SHORT EXERCISE. Exclude any images and output the remaining records exactly.

RECORDS SUPPLIED.
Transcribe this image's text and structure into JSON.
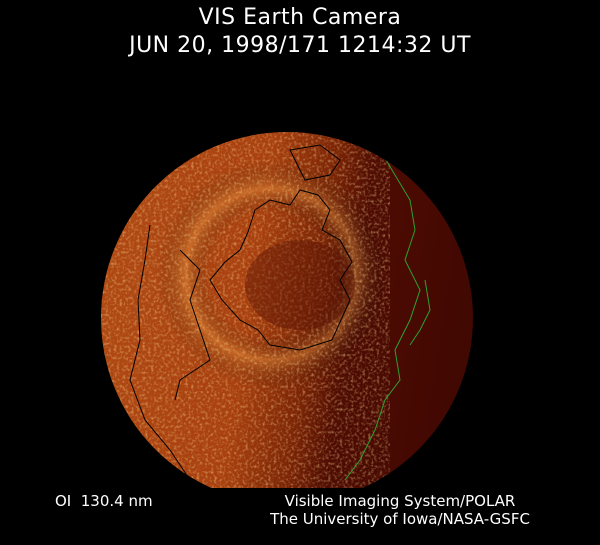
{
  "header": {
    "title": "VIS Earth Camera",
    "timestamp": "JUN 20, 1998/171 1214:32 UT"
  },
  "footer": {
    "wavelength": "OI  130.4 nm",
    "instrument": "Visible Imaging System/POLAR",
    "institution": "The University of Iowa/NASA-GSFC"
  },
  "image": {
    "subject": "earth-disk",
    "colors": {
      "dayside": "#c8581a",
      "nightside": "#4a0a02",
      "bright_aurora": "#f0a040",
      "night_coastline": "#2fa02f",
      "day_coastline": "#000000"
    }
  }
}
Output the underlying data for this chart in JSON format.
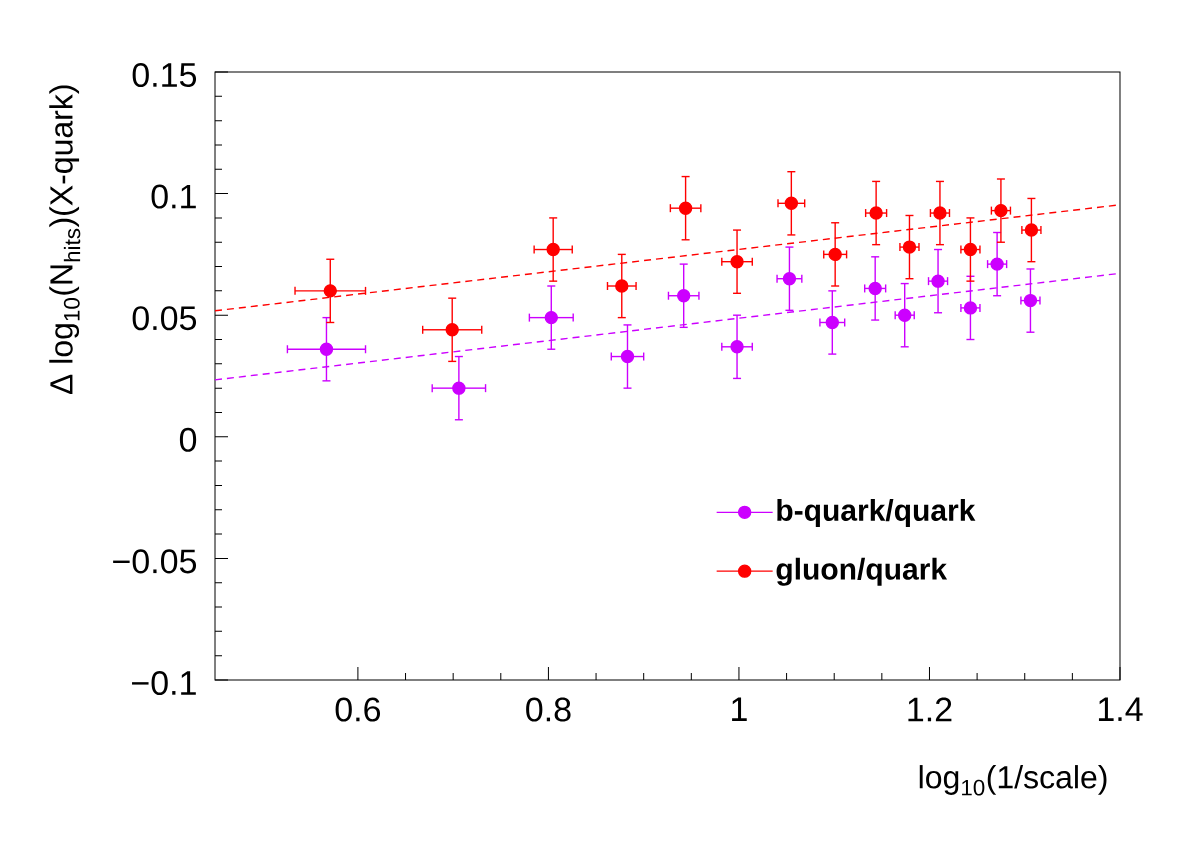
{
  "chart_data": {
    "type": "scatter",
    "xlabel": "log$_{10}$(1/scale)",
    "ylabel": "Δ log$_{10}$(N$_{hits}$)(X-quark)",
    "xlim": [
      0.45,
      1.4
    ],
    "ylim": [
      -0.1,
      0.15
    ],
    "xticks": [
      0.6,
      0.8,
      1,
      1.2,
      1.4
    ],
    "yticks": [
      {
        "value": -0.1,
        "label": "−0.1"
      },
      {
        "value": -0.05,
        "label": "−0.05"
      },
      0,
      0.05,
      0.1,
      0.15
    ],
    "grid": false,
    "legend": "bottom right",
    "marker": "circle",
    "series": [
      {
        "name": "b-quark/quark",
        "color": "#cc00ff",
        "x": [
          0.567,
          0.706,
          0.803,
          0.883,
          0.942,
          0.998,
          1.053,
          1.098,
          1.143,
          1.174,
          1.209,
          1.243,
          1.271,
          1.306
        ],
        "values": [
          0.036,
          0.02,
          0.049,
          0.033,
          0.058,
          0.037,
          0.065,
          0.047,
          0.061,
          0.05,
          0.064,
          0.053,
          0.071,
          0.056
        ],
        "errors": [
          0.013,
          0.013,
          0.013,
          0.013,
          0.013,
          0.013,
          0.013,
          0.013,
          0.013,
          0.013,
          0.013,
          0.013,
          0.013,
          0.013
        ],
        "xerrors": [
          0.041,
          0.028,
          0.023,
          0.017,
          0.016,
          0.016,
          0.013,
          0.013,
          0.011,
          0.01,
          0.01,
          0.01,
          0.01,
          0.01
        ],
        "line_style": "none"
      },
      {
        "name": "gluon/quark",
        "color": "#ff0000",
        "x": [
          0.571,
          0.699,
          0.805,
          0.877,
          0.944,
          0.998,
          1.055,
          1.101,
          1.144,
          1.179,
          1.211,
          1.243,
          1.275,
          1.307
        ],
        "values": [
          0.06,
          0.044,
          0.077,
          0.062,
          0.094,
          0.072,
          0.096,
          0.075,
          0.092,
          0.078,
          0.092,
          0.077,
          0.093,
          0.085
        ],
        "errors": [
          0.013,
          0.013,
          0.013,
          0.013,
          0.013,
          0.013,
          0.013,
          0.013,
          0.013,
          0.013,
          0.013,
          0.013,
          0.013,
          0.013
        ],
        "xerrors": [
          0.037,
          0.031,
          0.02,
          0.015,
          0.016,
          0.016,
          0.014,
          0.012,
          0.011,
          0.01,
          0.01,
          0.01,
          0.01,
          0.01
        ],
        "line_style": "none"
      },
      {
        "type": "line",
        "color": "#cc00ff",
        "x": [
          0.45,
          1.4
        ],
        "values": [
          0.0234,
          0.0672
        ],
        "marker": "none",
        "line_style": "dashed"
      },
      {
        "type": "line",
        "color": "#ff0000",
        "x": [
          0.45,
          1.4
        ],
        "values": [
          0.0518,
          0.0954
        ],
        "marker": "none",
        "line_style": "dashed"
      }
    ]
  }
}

ANSWER FOR THIS EXERCISE.
Transcribe this image's text and structure into JSON.
{
  "header": {
    "title": "VIS Earth Camera",
    "timestamp": "JUN 20, 1998/171 1214:32 UT"
  },
  "footer": {
    "wavelength": "OI  130.4 nm",
    "instrument": "Visible Imaging System/POLAR",
    "institution": "The University of Iowa/NASA-GSFC"
  },
  "image": {
    "subject": "earth-disk",
    "colors": {
      "dayside": "#c8581a",
      "nightside": "#4a0a02",
      "bright_aurora": "#f0a040",
      "night_coastline": "#2fa02f",
      "day_coastline": "#000000"
    }
  }
}
Output the underlying data for this chart in JSON format.
{
  "chart_data": {
    "type": "scatter",
    "xlabel": "log$_{10}$(1/scale)",
    "ylabel": "Δ log$_{10}$(N$_{hits}$)(X-quark)",
    "xlim": [
      0.45,
      1.4
    ],
    "ylim": [
      -0.1,
      0.15
    ],
    "xticks": [
      0.6,
      0.8,
      1,
      1.2,
      1.4
    ],
    "yticks": [
      {
        "value": -0.1,
        "label": "−0.1"
      },
      {
        "value": -0.05,
        "label": "−0.05"
      },
      0,
      0.05,
      0.1,
      0.15
    ],
    "grid": false,
    "legend": "bottom right",
    "marker": "circle",
    "series": [
      {
        "name": "b-quark/quark",
        "color": "#cc00ff",
        "x": [
          0.567,
          0.706,
          0.803,
          0.883,
          0.942,
          0.998,
          1.053,
          1.098,
          1.143,
          1.174,
          1.209,
          1.243,
          1.271,
          1.306
        ],
        "values": [
          0.036,
          0.02,
          0.049,
          0.033,
          0.058,
          0.037,
          0.065,
          0.047,
          0.061,
          0.05,
          0.064,
          0.053,
          0.071,
          0.056
        ],
        "errors": [
          0.013,
          0.013,
          0.013,
          0.013,
          0.013,
          0.013,
          0.013,
          0.013,
          0.013,
          0.013,
          0.013,
          0.013,
          0.013,
          0.013
        ],
        "xerrors": [
          0.041,
          0.028,
          0.023,
          0.017,
          0.016,
          0.016,
          0.013,
          0.013,
          0.011,
          0.01,
          0.01,
          0.01,
          0.01,
          0.01
        ],
        "line_style": "none"
      },
      {
        "name": "gluon/quark",
        "color": "#ff0000",
        "x": [
          0.571,
          0.699,
          0.805,
          0.877,
          0.944,
          0.998,
          1.055,
          1.101,
          1.144,
          1.179,
          1.211,
          1.243,
          1.275,
          1.307
        ],
        "values": [
          0.06,
          0.044,
          0.077,
          0.062,
          0.094,
          0.072,
          0.096,
          0.075,
          0.092,
          0.078,
          0.092,
          0.077,
          0.093,
          0.085
        ],
        "errors": [
          0.013,
          0.013,
          0.013,
          0.013,
          0.013,
          0.013,
          0.013,
          0.013,
          0.013,
          0.013,
          0.013,
          0.013,
          0.013,
          0.013
        ],
        "xerrors": [
          0.037,
          0.031,
          0.02,
          0.015,
          0.016,
          0.016,
          0.014,
          0.012,
          0.011,
          0.01,
          0.01,
          0.01,
          0.01,
          0.01
        ],
        "line_style": "none"
      },
      {
        "type": "line",
        "color": "#cc00ff",
        "x": [
          0.45,
          1.4
        ],
        "values": [
          0.0234,
          0.0672
        ],
        "marker": "none",
        "line_style": "dashed"
      },
      {
        "type": "line",
        "color": "#ff0000",
        "x": [
          0.45,
          1.4
        ],
        "values": [
          0.0518,
          0.0954
        ],
        "marker": "none",
        "line_style": "dashed"
      }
    ]
  }
}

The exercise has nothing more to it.